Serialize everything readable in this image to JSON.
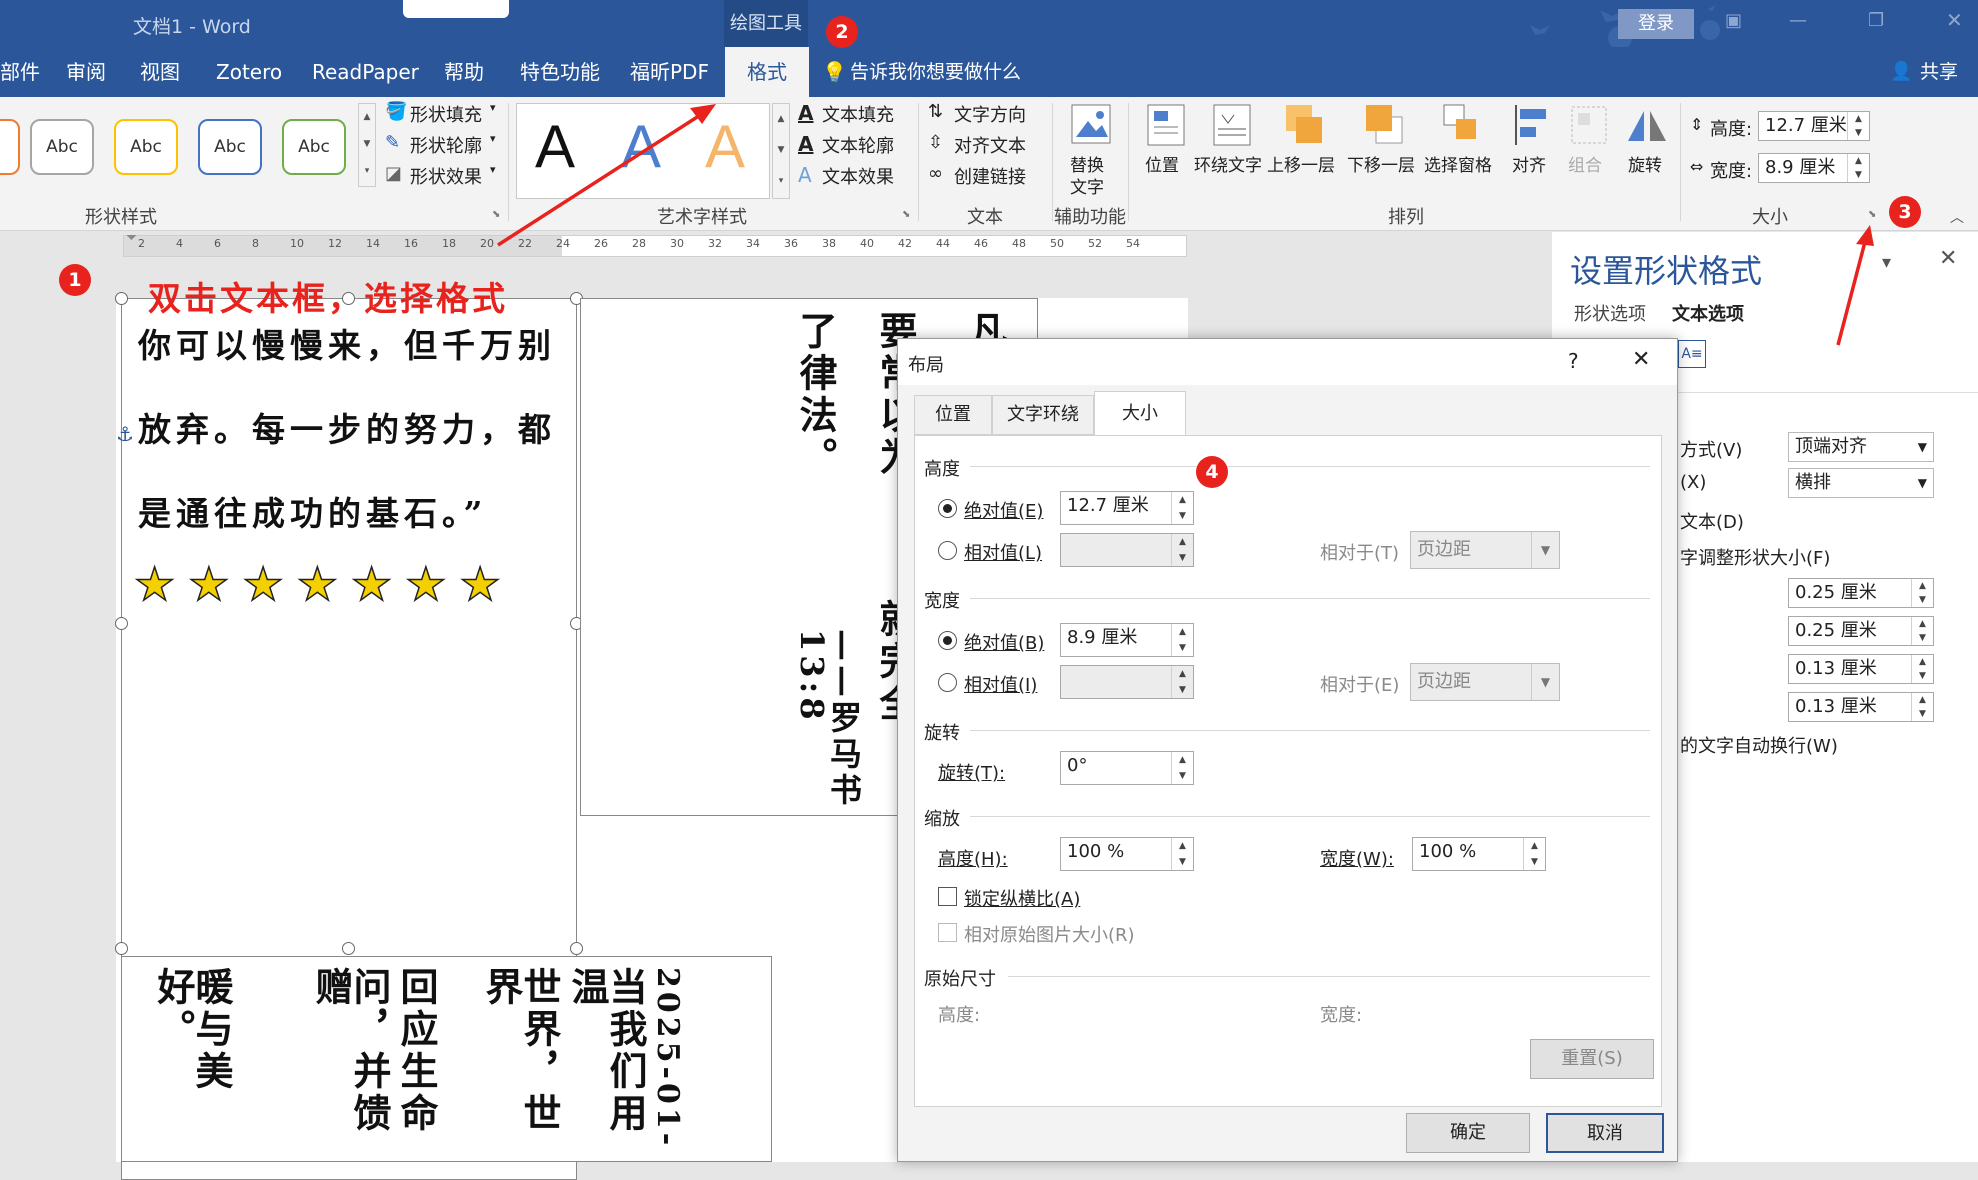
{
  "titlebar": {
    "doc_title": "文档1 - Word",
    "context_title": "绘图工具",
    "login": "登录"
  },
  "tabs": [
    "部件",
    "审阅",
    "视图",
    "Zotero",
    "ReadPaper",
    "帮助",
    "特色功能",
    "福昕PDF",
    "格式"
  ],
  "tell_me": "告诉我你想要做什么",
  "share": "共享",
  "ribbon": {
    "shape_style_buttons": [
      "Abc",
      "Abc",
      "Abc",
      "Abc"
    ],
    "shape_fill": "形状填充",
    "shape_outline": "形状轮廓",
    "shape_effect": "形状效果",
    "group_shape_styles": "形状样式",
    "wordart_sample": "A",
    "text_fill": "文本填充",
    "text_outline": "文本轮廓",
    "text_effect": "文本效果",
    "group_wordart": "艺术字样式",
    "text_direction": "文字方向",
    "align_text": "对齐文本",
    "create_link": "创建链接",
    "group_text": "文本",
    "alt_text_line1": "替换",
    "alt_text_line2": "文字",
    "group_accessibility": "辅助功能",
    "position": "位置",
    "wrap_text": "环绕文字",
    "bring_forward": "上移一层",
    "send_backward": "下移一层",
    "selection_pane": "选择窗格",
    "align": "对齐",
    "group": "组合",
    "rotate": "旋转",
    "group_arrange": "排列",
    "height_label": "高度:",
    "height_value": "12.7 厘米",
    "width_label": "宽度:",
    "width_value": "8.9 厘米",
    "group_size": "大小"
  },
  "annotations": {
    "instruction": "双击文本框，选择格式",
    "n1": "1",
    "n2": "2",
    "n3": "3",
    "n4": "4"
  },
  "ruler": {
    "labels": [
      "2",
      "4",
      "6",
      "8",
      "10",
      "12",
      "14",
      "16",
      "18",
      "20",
      "22",
      "24",
      "26",
      "28",
      "30",
      "32",
      "34",
      "36",
      "38",
      "40",
      "42",
      "44",
      "46",
      "48",
      "50",
      "52",
      "54"
    ]
  },
  "document": {
    "tb1_lines": [
      "你可以慢慢来，但千万别",
      "放弃。每一步的努力，都",
      "是通往成功的基石。”"
    ],
    "stars": [
      "★",
      "★",
      "★",
      "★",
      "★",
      "★",
      "★"
    ],
    "tb2_cols": [
      "凡",
      "要",
      "了",
      "律",
      "法。"
    ],
    "tb2_col1": "要常以为",
    "tb2_col2": "凡",
    "tb2_col3": "了律法。",
    "tb2_col4": "因为爱人的就完全",
    "tb2_ref": "——罗马书 13:8",
    "tb3_cols": [
      "暖与美好。",
      "问，并馈赠",
      "回应生命",
      "世界，世界",
      "当我们用温"
    ],
    "tb3_date": "2025-01-"
  },
  "pane": {
    "title": "设置形状格式",
    "tab1": "形状选项",
    "tab2": "文本选项",
    "vertical_align_label": "方式(V)",
    "vertical_align_value": "顶端对齐",
    "direction_label": "(X)",
    "direction_value": "横排",
    "rotate_label": "文本(D)",
    "resize_label": "字调整形状大小(F)",
    "margins": [
      "0.25 厘米",
      "0.25 厘米",
      "0.13 厘米",
      "0.13 厘米"
    ],
    "wrap_label": "的文字自动换行(W)"
  },
  "dialog": {
    "title": "布局",
    "help": "?",
    "tabs": [
      "位置",
      "文字环绕",
      "大小"
    ],
    "height_section": "高度",
    "abs_h": "绝对值(E)",
    "abs_h_value": "12.7 厘米",
    "rel_h": "相对值(L)",
    "rel_to_t": "相对于(T)",
    "rel_to_t_value": "页边距",
    "width_section": "宽度",
    "abs_w": "绝对值(B)",
    "abs_w_value": "8.9 厘米",
    "rel_w": "相对值(I)",
    "rel_to_e": "相对于(E)",
    "rel_to_e_value": "页边距",
    "rotate_section": "旋转",
    "rotate_label": "旋转(T):",
    "rotate_value": "0°",
    "scale_section": "缩放",
    "scale_h": "高度(H):",
    "scale_h_value": "100 %",
    "scale_w": "宽度(W):",
    "scale_w_value": "100 %",
    "lock_ratio": "锁定纵横比(A)",
    "relative_original": "相对原始图片大小(R)",
    "original_section": "原始尺寸",
    "orig_h": "高度:",
    "orig_w": "宽度:",
    "reset": "重置(S)",
    "ok": "确定",
    "cancel": "取消"
  },
  "colors": {
    "word_blue": "#2b579a",
    "accent_red": "#e8231d",
    "star": "#f5d000"
  }
}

--------------------------------

Task objective: Copy out the records above in full, exactly as written, but not the pictures.

Reply:
Serialize everything readable in this image to JSON.
{
  "titlebar": {
    "doc_title": "文档1 - Word",
    "context_title": "绘图工具",
    "login": "登录"
  },
  "tabs": [
    "部件",
    "审阅",
    "视图",
    "Zotero",
    "ReadPaper",
    "帮助",
    "特色功能",
    "福昕PDF",
    "格式"
  ],
  "tell_me": "告诉我你想要做什么",
  "share": "共享",
  "ribbon": {
    "shape_style_buttons": [
      "Abc",
      "Abc",
      "Abc",
      "Abc"
    ],
    "shape_fill": "形状填充",
    "shape_outline": "形状轮廓",
    "shape_effect": "形状效果",
    "group_shape_styles": "形状样式",
    "wordart_sample": "A",
    "text_fill": "文本填充",
    "text_outline": "文本轮廓",
    "text_effect": "文本效果",
    "group_wordart": "艺术字样式",
    "text_direction": "文字方向",
    "align_text": "对齐文本",
    "create_link": "创建链接",
    "group_text": "文本",
    "alt_text_line1": "替换",
    "alt_text_line2": "文字",
    "group_accessibility": "辅助功能",
    "position": "位置",
    "wrap_text": "环绕文字",
    "bring_forward": "上移一层",
    "send_backward": "下移一层",
    "selection_pane": "选择窗格",
    "align": "对齐",
    "group": "组合",
    "rotate": "旋转",
    "group_arrange": "排列",
    "height_label": "高度:",
    "height_value": "12.7 厘米",
    "width_label": "宽度:",
    "width_value": "8.9 厘米",
    "group_size": "大小"
  },
  "annotations": {
    "instruction": "双击文本框，选择格式",
    "n1": "1",
    "n2": "2",
    "n3": "3",
    "n4": "4"
  },
  "ruler": {
    "labels": [
      "2",
      "4",
      "6",
      "8",
      "10",
      "12",
      "14",
      "16",
      "18",
      "20",
      "22",
      "24",
      "26",
      "28",
      "30",
      "32",
      "34",
      "36",
      "38",
      "40",
      "42",
      "44",
      "46",
      "48",
      "50",
      "52",
      "54"
    ]
  },
  "document": {
    "tb1_lines": [
      "你可以慢慢来，但千万别",
      "放弃。每一步的努力，都",
      "是通往成功的基石。”"
    ],
    "stars": [
      "★",
      "★",
      "★",
      "★",
      "★",
      "★",
      "★"
    ],
    "tb2_cols": [
      "凡",
      "要",
      "了",
      "律",
      "法。"
    ],
    "tb2_col1": "要常以为",
    "tb2_col2": "凡",
    "tb2_col3": "了律法。",
    "tb2_col4": "因为爱人的就完全",
    "tb2_ref": "——罗马书 13:8",
    "tb3_cols": [
      "暖与美好。",
      "问，并馈赠",
      "回应生命",
      "世界，世界",
      "当我们用温"
    ],
    "tb3_date": "2025-01-"
  },
  "pane": {
    "title": "设置形状格式",
    "tab1": "形状选项",
    "tab2": "文本选项",
    "vertical_align_label": "方式(V)",
    "vertical_align_value": "顶端对齐",
    "direction_label": "(X)",
    "direction_value": "横排",
    "rotate_label": "文本(D)",
    "resize_label": "字调整形状大小(F)",
    "margins": [
      "0.25 厘米",
      "0.25 厘米",
      "0.13 厘米",
      "0.13 厘米"
    ],
    "wrap_label": "的文字自动换行(W)"
  },
  "dialog": {
    "title": "布局",
    "help": "?",
    "tabs": [
      "位置",
      "文字环绕",
      "大小"
    ],
    "height_section": "高度",
    "abs_h": "绝对值(E)",
    "abs_h_value": "12.7 厘米",
    "rel_h": "相对值(L)",
    "rel_to_t": "相对于(T)",
    "rel_to_t_value": "页边距",
    "width_section": "宽度",
    "abs_w": "绝对值(B)",
    "abs_w_value": "8.9 厘米",
    "rel_w": "相对值(I)",
    "rel_to_e": "相对于(E)",
    "rel_to_e_value": "页边距",
    "rotate_section": "旋转",
    "rotate_label": "旋转(T):",
    "rotate_value": "0°",
    "scale_section": "缩放",
    "scale_h": "高度(H):",
    "scale_h_value": "100 %",
    "scale_w": "宽度(W):",
    "scale_w_value": "100 %",
    "lock_ratio": "锁定纵横比(A)",
    "relative_original": "相对原始图片大小(R)",
    "original_section": "原始尺寸",
    "orig_h": "高度:",
    "orig_w": "宽度:",
    "reset": "重置(S)",
    "ok": "确定",
    "cancel": "取消"
  },
  "colors": {
    "word_blue": "#2b579a",
    "accent_red": "#e8231d",
    "star": "#f5d000"
  }
}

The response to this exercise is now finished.